▸ **YOUR INSTRUCTIONS**: Copy all the data exactly, except the pictures.

+===+

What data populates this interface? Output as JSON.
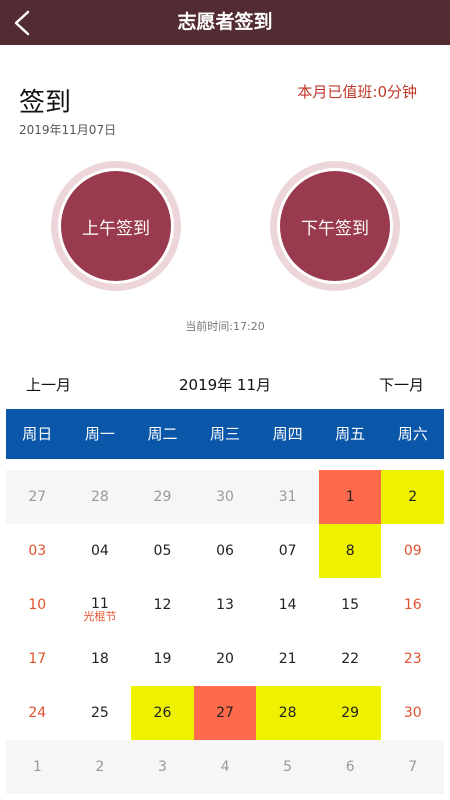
{
  "header": {
    "title": "志愿者签到",
    "back_icon": "chevron-left-icon"
  },
  "signin": {
    "title": "签到",
    "date": "2019年11月07日",
    "month_duty": "本月已值班:0分钟",
    "am_button": "上午签到",
    "pm_button": "下午签到",
    "current_time": "当前时间:17:20"
  },
  "calendar": {
    "prev_label": "上一月",
    "month_label": "2019年 11月",
    "next_label": "下一月",
    "weekdays": [
      "周日",
      "周一",
      "周二",
      "周三",
      "周四",
      "周五",
      "周六"
    ],
    "colors": {
      "header_bg": "#0a56a8",
      "red": "#ff6a4c",
      "yellow": "#eef200",
      "weekend_text": "#e0532e"
    },
    "rows": [
      [
        {
          "day": "27",
          "muted": true
        },
        {
          "day": "28",
          "muted": true
        },
        {
          "day": "29",
          "muted": true
        },
        {
          "day": "30",
          "muted": true
        },
        {
          "day": "31",
          "muted": true
        },
        {
          "day": "1",
          "highlight": "red"
        },
        {
          "day": "2",
          "highlight": "yellow",
          "weekend": true
        }
      ],
      [
        {
          "day": "03",
          "weekend": true
        },
        {
          "day": "04"
        },
        {
          "day": "05"
        },
        {
          "day": "06"
        },
        {
          "day": "07"
        },
        {
          "day": "8",
          "highlight": "yellow"
        },
        {
          "day": "09",
          "weekend": true
        }
      ],
      [
        {
          "day": "10",
          "weekend": true
        },
        {
          "day": "11",
          "note": "光棍节"
        },
        {
          "day": "12"
        },
        {
          "day": "13"
        },
        {
          "day": "14"
        },
        {
          "day": "15"
        },
        {
          "day": "16",
          "weekend": true
        }
      ],
      [
        {
          "day": "17",
          "weekend": true
        },
        {
          "day": "18"
        },
        {
          "day": "19"
        },
        {
          "day": "20"
        },
        {
          "day": "21"
        },
        {
          "day": "22"
        },
        {
          "day": "23",
          "weekend": true
        }
      ],
      [
        {
          "day": "24",
          "weekend": true
        },
        {
          "day": "25"
        },
        {
          "day": "26",
          "highlight": "yellow"
        },
        {
          "day": "27",
          "highlight": "red"
        },
        {
          "day": "28",
          "highlight": "yellow"
        },
        {
          "day": "29",
          "highlight": "yellow"
        },
        {
          "day": "30",
          "weekend": true
        }
      ],
      [
        {
          "day": "1",
          "muted": true
        },
        {
          "day": "2",
          "muted": true
        },
        {
          "day": "3",
          "muted": true
        },
        {
          "day": "4",
          "muted": true
        },
        {
          "day": "5",
          "muted": true
        },
        {
          "day": "6",
          "muted": true
        },
        {
          "day": "7",
          "muted": true
        }
      ]
    ]
  }
}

+===+

▸ **SOLUTION FOR THIS TASK**:
What data populates this interface? Output as JSON.
{
  "header": {
    "title": "志愿者签到",
    "back_icon": "chevron-left-icon"
  },
  "signin": {
    "title": "签到",
    "date": "2019年11月07日",
    "month_duty": "本月已值班:0分钟",
    "am_button": "上午签到",
    "pm_button": "下午签到",
    "current_time": "当前时间:17:20"
  },
  "calendar": {
    "prev_label": "上一月",
    "month_label": "2019年 11月",
    "next_label": "下一月",
    "weekdays": [
      "周日",
      "周一",
      "周二",
      "周三",
      "周四",
      "周五",
      "周六"
    ],
    "colors": {
      "header_bg": "#0a56a8",
      "red": "#ff6a4c",
      "yellow": "#eef200",
      "weekend_text": "#e0532e"
    },
    "rows": [
      [
        {
          "day": "27",
          "muted": true
        },
        {
          "day": "28",
          "muted": true
        },
        {
          "day": "29",
          "muted": true
        },
        {
          "day": "30",
          "muted": true
        },
        {
          "day": "31",
          "muted": true
        },
        {
          "day": "1",
          "highlight": "red"
        },
        {
          "day": "2",
          "highlight": "yellow",
          "weekend": true
        }
      ],
      [
        {
          "day": "03",
          "weekend": true
        },
        {
          "day": "04"
        },
        {
          "day": "05"
        },
        {
          "day": "06"
        },
        {
          "day": "07"
        },
        {
          "day": "8",
          "highlight": "yellow"
        },
        {
          "day": "09",
          "weekend": true
        }
      ],
      [
        {
          "day": "10",
          "weekend": true
        },
        {
          "day": "11",
          "note": "光棍节"
        },
        {
          "day": "12"
        },
        {
          "day": "13"
        },
        {
          "day": "14"
        },
        {
          "day": "15"
        },
        {
          "day": "16",
          "weekend": true
        }
      ],
      [
        {
          "day": "17",
          "weekend": true
        },
        {
          "day": "18"
        },
        {
          "day": "19"
        },
        {
          "day": "20"
        },
        {
          "day": "21"
        },
        {
          "day": "22"
        },
        {
          "day": "23",
          "weekend": true
        }
      ],
      [
        {
          "day": "24",
          "weekend": true
        },
        {
          "day": "25"
        },
        {
          "day": "26",
          "highlight": "yellow"
        },
        {
          "day": "27",
          "highlight": "red"
        },
        {
          "day": "28",
          "highlight": "yellow"
        },
        {
          "day": "29",
          "highlight": "yellow"
        },
        {
          "day": "30",
          "weekend": true
        }
      ],
      [
        {
          "day": "1",
          "muted": true
        },
        {
          "day": "2",
          "muted": true
        },
        {
          "day": "3",
          "muted": true
        },
        {
          "day": "4",
          "muted": true
        },
        {
          "day": "5",
          "muted": true
        },
        {
          "day": "6",
          "muted": true
        },
        {
          "day": "7",
          "muted": true
        }
      ]
    ]
  }
}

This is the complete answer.